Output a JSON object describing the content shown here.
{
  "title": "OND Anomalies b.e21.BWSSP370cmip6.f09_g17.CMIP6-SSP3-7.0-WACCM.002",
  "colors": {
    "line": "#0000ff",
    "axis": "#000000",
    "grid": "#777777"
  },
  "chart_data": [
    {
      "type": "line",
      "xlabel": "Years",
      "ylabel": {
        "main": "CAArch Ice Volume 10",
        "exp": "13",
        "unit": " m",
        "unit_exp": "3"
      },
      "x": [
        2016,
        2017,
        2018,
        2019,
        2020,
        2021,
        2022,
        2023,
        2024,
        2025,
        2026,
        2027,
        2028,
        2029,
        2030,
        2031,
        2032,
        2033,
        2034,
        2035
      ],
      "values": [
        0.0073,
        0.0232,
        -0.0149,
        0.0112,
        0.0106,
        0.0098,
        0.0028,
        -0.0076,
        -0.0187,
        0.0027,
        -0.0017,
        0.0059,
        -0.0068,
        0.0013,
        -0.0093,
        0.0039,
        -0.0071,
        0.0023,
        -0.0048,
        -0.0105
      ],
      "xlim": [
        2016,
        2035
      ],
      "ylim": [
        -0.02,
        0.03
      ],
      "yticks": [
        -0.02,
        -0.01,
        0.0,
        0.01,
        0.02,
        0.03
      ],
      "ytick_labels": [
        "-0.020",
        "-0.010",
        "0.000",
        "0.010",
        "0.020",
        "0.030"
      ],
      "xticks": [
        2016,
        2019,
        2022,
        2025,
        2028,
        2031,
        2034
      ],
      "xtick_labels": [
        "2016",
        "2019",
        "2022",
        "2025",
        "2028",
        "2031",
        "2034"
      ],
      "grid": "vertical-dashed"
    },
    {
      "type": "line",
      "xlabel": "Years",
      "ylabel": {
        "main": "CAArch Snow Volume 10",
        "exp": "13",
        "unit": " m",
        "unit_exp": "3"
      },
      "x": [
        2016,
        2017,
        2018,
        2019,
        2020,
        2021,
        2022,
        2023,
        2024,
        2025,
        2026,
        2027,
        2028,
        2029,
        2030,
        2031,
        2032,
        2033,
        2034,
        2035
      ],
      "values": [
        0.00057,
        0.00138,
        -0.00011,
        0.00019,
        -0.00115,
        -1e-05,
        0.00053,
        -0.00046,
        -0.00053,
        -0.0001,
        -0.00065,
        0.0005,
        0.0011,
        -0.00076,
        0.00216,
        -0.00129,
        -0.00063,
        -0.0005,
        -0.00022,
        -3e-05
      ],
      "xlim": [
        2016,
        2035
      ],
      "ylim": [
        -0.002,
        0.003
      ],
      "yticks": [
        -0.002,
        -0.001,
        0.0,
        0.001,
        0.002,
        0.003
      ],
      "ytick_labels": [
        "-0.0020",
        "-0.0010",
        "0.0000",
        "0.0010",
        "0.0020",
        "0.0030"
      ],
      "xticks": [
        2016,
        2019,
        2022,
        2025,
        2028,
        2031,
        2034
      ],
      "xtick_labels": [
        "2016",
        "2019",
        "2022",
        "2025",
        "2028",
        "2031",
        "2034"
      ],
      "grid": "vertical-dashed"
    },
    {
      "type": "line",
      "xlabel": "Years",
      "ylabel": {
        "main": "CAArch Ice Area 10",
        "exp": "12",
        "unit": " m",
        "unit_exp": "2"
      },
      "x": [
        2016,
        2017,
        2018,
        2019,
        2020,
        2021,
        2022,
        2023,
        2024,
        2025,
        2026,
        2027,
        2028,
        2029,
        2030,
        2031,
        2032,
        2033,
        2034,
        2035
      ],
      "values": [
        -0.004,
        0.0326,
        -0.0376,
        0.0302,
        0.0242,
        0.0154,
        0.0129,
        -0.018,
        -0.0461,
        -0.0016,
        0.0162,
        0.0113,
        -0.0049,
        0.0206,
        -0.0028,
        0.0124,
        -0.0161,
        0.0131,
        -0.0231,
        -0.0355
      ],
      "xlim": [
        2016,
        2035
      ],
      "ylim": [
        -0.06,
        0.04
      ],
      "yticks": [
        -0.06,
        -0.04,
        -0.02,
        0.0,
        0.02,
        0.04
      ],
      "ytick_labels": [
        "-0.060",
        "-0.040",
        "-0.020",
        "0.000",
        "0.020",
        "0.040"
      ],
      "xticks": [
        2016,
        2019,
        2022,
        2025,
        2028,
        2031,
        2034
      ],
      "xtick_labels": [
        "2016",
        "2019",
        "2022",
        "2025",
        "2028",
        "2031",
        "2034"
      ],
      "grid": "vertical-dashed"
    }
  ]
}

* Required work
Copy all the records above exactly, missing none.

* Written solution
Output a JSON object describing the content shown here.
{
  "title": "OND Anomalies b.e21.BWSSP370cmip6.f09_g17.CMIP6-SSP3-7.0-WACCM.002",
  "colors": {
    "line": "#0000ff",
    "axis": "#000000",
    "grid": "#777777"
  },
  "chart_data": [
    {
      "type": "line",
      "xlabel": "Years",
      "ylabel": {
        "main": "CAArch Ice Volume 10",
        "exp": "13",
        "unit": " m",
        "unit_exp": "3"
      },
      "x": [
        2016,
        2017,
        2018,
        2019,
        2020,
        2021,
        2022,
        2023,
        2024,
        2025,
        2026,
        2027,
        2028,
        2029,
        2030,
        2031,
        2032,
        2033,
        2034,
        2035
      ],
      "values": [
        0.0073,
        0.0232,
        -0.0149,
        0.0112,
        0.0106,
        0.0098,
        0.0028,
        -0.0076,
        -0.0187,
        0.0027,
        -0.0017,
        0.0059,
        -0.0068,
        0.0013,
        -0.0093,
        0.0039,
        -0.0071,
        0.0023,
        -0.0048,
        -0.0105
      ],
      "xlim": [
        2016,
        2035
      ],
      "ylim": [
        -0.02,
        0.03
      ],
      "yticks": [
        -0.02,
        -0.01,
        0.0,
        0.01,
        0.02,
        0.03
      ],
      "ytick_labels": [
        "-0.020",
        "-0.010",
        "0.000",
        "0.010",
        "0.020",
        "0.030"
      ],
      "xticks": [
        2016,
        2019,
        2022,
        2025,
        2028,
        2031,
        2034
      ],
      "xtick_labels": [
        "2016",
        "2019",
        "2022",
        "2025",
        "2028",
        "2031",
        "2034"
      ],
      "grid": "vertical-dashed"
    },
    {
      "type": "line",
      "xlabel": "Years",
      "ylabel": {
        "main": "CAArch Snow Volume 10",
        "exp": "13",
        "unit": " m",
        "unit_exp": "3"
      },
      "x": [
        2016,
        2017,
        2018,
        2019,
        2020,
        2021,
        2022,
        2023,
        2024,
        2025,
        2026,
        2027,
        2028,
        2029,
        2030,
        2031,
        2032,
        2033,
        2034,
        2035
      ],
      "values": [
        0.00057,
        0.00138,
        -0.00011,
        0.00019,
        -0.00115,
        -1e-05,
        0.00053,
        -0.00046,
        -0.00053,
        -0.0001,
        -0.00065,
        0.0005,
        0.0011,
        -0.00076,
        0.00216,
        -0.00129,
        -0.00063,
        -0.0005,
        -0.00022,
        -3e-05
      ],
      "xlim": [
        2016,
        2035
      ],
      "ylim": [
        -0.002,
        0.003
      ],
      "yticks": [
        -0.002,
        -0.001,
        0.0,
        0.001,
        0.002,
        0.003
      ],
      "ytick_labels": [
        "-0.0020",
        "-0.0010",
        "0.0000",
        "0.0010",
        "0.0020",
        "0.0030"
      ],
      "xticks": [
        2016,
        2019,
        2022,
        2025,
        2028,
        2031,
        2034
      ],
      "xtick_labels": [
        "2016",
        "2019",
        "2022",
        "2025",
        "2028",
        "2031",
        "2034"
      ],
      "grid": "vertical-dashed"
    },
    {
      "type": "line",
      "xlabel": "Years",
      "ylabel": {
        "main": "CAArch Ice Area 10",
        "exp": "12",
        "unit": " m",
        "unit_exp": "2"
      },
      "x": [
        2016,
        2017,
        2018,
        2019,
        2020,
        2021,
        2022,
        2023,
        2024,
        2025,
        2026,
        2027,
        2028,
        2029,
        2030,
        2031,
        2032,
        2033,
        2034,
        2035
      ],
      "values": [
        -0.004,
        0.0326,
        -0.0376,
        0.0302,
        0.0242,
        0.0154,
        0.0129,
        -0.018,
        -0.0461,
        -0.0016,
        0.0162,
        0.0113,
        -0.0049,
        0.0206,
        -0.0028,
        0.0124,
        -0.0161,
        0.0131,
        -0.0231,
        -0.0355
      ],
      "xlim": [
        2016,
        2035
      ],
      "ylim": [
        -0.06,
        0.04
      ],
      "yticks": [
        -0.06,
        -0.04,
        -0.02,
        0.0,
        0.02,
        0.04
      ],
      "ytick_labels": [
        "-0.060",
        "-0.040",
        "-0.020",
        "0.000",
        "0.020",
        "0.040"
      ],
      "xticks": [
        2016,
        2019,
        2022,
        2025,
        2028,
        2031,
        2034
      ],
      "xtick_labels": [
        "2016",
        "2019",
        "2022",
        "2025",
        "2028",
        "2031",
        "2034"
      ],
      "grid": "vertical-dashed"
    }
  ]
}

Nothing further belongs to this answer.